# REQUIRED WORK
Retype every entry in its entirety, without alteration.

-- RECORDS SUPPLIED start --

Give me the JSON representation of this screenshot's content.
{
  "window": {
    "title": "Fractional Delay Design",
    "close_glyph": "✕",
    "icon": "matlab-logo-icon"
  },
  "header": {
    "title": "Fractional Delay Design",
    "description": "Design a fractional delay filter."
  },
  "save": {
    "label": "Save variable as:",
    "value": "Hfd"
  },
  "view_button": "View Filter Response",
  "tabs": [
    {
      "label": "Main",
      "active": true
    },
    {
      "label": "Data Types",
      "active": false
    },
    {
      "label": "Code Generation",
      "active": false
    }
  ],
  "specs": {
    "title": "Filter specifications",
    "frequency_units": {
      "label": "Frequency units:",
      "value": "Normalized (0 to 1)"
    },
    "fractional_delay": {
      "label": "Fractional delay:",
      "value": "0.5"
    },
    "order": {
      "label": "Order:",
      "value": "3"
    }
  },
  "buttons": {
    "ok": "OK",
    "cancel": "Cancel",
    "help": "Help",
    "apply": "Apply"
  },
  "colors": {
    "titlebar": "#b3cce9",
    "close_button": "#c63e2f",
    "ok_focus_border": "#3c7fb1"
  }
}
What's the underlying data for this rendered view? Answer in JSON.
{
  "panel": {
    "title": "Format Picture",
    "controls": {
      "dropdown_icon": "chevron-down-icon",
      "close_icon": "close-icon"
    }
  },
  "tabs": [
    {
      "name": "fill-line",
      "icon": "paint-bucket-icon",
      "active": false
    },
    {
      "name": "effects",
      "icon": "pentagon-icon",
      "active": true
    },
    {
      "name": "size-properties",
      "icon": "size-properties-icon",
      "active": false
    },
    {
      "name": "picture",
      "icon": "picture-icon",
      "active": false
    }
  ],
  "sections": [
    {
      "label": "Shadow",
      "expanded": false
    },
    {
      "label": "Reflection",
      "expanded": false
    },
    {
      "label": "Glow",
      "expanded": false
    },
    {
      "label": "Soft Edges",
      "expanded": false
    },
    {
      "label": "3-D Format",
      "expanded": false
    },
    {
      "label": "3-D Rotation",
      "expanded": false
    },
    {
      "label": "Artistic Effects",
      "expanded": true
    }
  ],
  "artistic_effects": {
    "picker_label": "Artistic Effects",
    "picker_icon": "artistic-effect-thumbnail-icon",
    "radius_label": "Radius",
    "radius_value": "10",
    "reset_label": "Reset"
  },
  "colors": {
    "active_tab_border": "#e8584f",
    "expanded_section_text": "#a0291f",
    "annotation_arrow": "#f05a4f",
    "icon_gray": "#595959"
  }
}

-- RECORDS SUPPLIED end --

# SOLUTION TO THIS TASK
Give me the JSON representation of this screenshot's content.
{
  "window": {
    "title": "Fractional Delay Design",
    "close_glyph": "✕",
    "icon": "matlab-logo-icon"
  },
  "header": {
    "title": "Fractional Delay Design",
    "description": "Design a fractional delay filter."
  },
  "save": {
    "label": "Save variable as:",
    "value": "Hfd"
  },
  "view_button": "View Filter Response",
  "tabs": [
    {
      "label": "Main",
      "active": true
    },
    {
      "label": "Data Types",
      "active": false
    },
    {
      "label": "Code Generation",
      "active": false
    }
  ],
  "specs": {
    "title": "Filter specifications",
    "frequency_units": {
      "label": "Frequency units:",
      "value": "Normalized (0 to 1)"
    },
    "fractional_delay": {
      "label": "Fractional delay:",
      "value": "0.5"
    },
    "order": {
      "label": "Order:",
      "value": "3"
    }
  },
  "buttons": {
    "ok": "OK",
    "cancel": "Cancel",
    "help": "Help",
    "apply": "Apply"
  },
  "colors": {
    "titlebar": "#b3cce9",
    "close_button": "#c63e2f",
    "ok_focus_border": "#3c7fb1"
  }
}
What's the underlying data for this rendered view? Answer in JSON.
{
  "panel": {
    "title": "Format Picture",
    "controls": {
      "dropdown_icon": "chevron-down-icon",
      "close_icon": "close-icon"
    }
  },
  "tabs": [
    {
      "name": "fill-line",
      "icon": "paint-bucket-icon",
      "active": false
    },
    {
      "name": "effects",
      "icon": "pentagon-icon",
      "active": true
    },
    {
      "name": "size-properties",
      "icon": "size-properties-icon",
      "active": false
    },
    {
      "name": "picture",
      "icon": "picture-icon",
      "active": false
    }
  ],
  "sections": [
    {
      "label": "Shadow",
      "expanded": false
    },
    {
      "label": "Reflection",
      "expanded": false
    },
    {
      "label": "Glow",
      "expanded": false
    },
    {
      "label": "Soft Edges",
      "expanded": false
    },
    {
      "label": "3-D Format",
      "expanded": false
    },
    {
      "label": "3-D Rotation",
      "expanded": false
    },
    {
      "label": "Artistic Effects",
      "expanded": true
    }
  ],
  "artistic_effects": {
    "picker_label": "Artistic Effects",
    "picker_icon": "artistic-effect-thumbnail-icon",
    "radius_label": "Radius",
    "radius_value": "10",
    "reset_label": "Reset"
  },
  "colors": {
    "active_tab_border": "#e8584f",
    "expanded_section_text": "#a0291f",
    "annotation_arrow": "#f05a4f",
    "icon_gray": "#595959"
  }
}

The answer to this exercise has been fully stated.